Determine which lines of the records include the word "Time", and copy them.

※

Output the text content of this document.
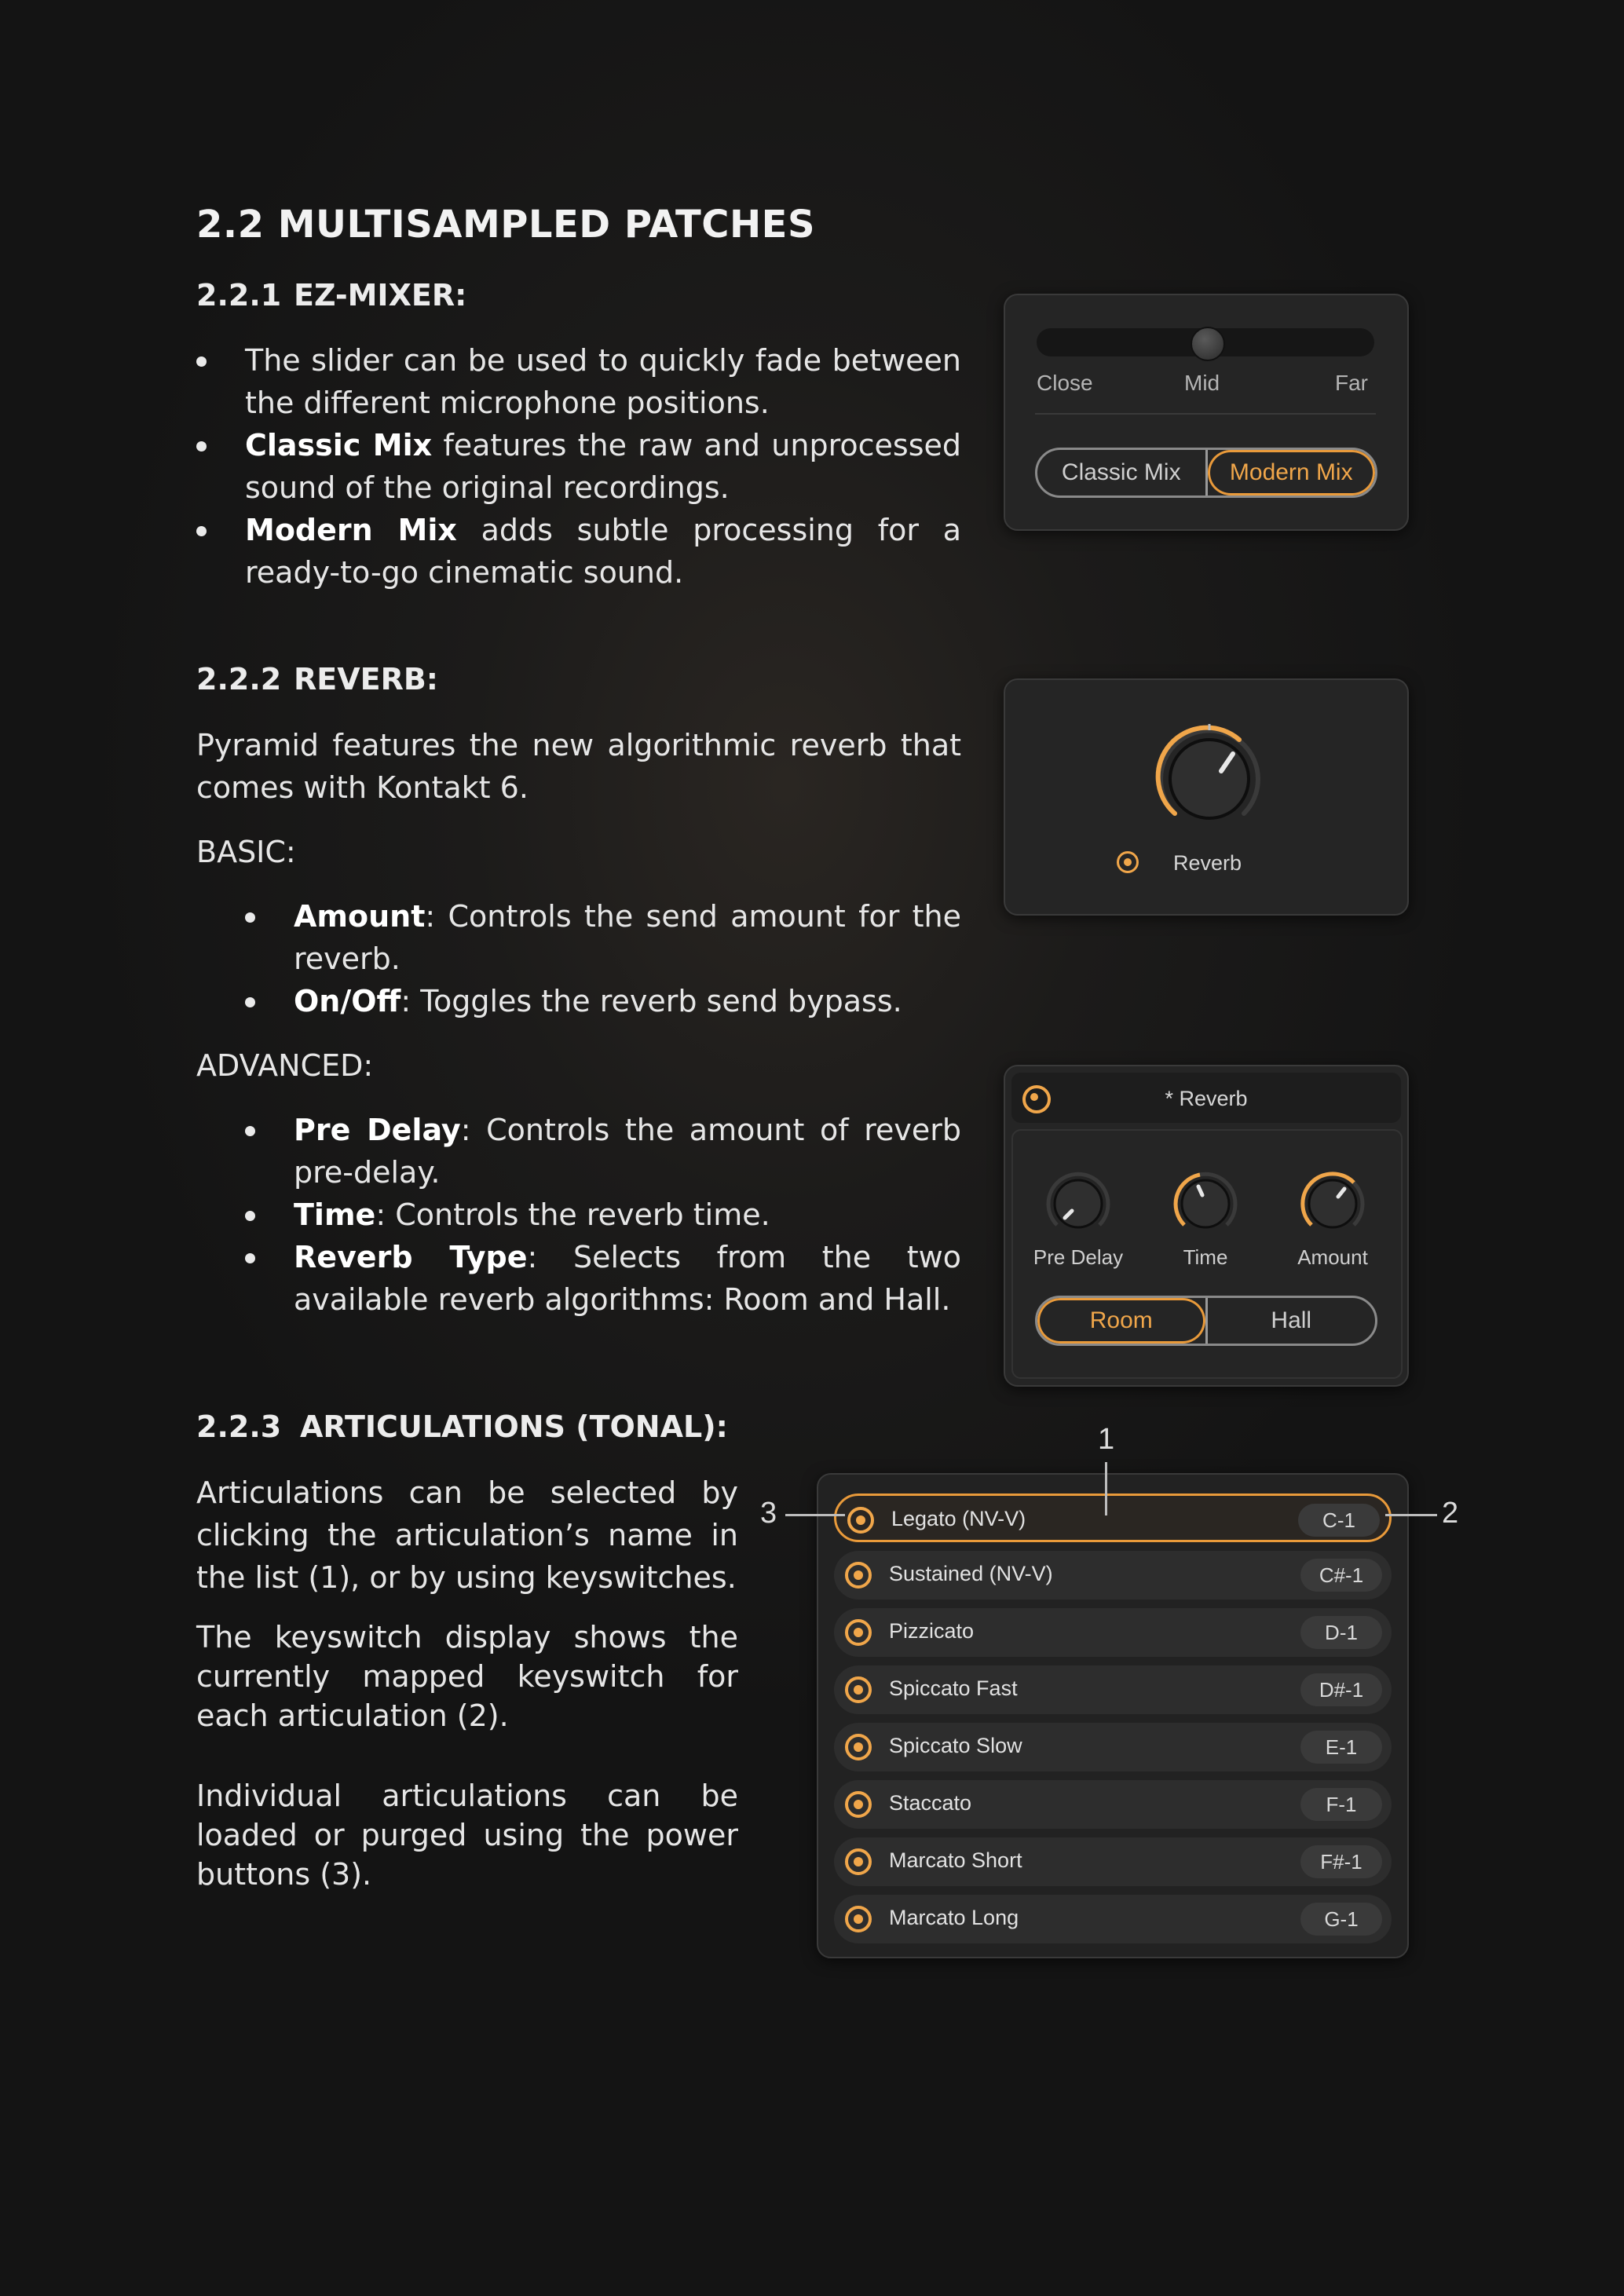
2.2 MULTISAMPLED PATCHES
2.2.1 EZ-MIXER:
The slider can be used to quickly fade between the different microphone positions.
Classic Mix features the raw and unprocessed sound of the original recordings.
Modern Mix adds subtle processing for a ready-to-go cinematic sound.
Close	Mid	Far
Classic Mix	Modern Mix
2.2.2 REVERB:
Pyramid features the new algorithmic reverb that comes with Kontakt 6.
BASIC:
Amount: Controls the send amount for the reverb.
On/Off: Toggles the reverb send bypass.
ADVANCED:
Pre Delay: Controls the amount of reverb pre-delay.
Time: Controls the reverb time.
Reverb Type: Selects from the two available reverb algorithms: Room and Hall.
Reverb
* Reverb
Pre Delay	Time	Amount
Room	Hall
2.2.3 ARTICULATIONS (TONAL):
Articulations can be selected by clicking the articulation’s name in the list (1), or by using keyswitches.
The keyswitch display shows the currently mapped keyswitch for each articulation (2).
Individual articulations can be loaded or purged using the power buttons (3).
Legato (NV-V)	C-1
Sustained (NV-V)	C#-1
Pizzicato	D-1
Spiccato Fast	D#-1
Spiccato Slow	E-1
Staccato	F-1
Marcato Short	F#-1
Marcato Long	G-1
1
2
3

※

## [FINISHED EXERCISE]
Time: Controls the reverb time.
Pre Delay	Time	Amount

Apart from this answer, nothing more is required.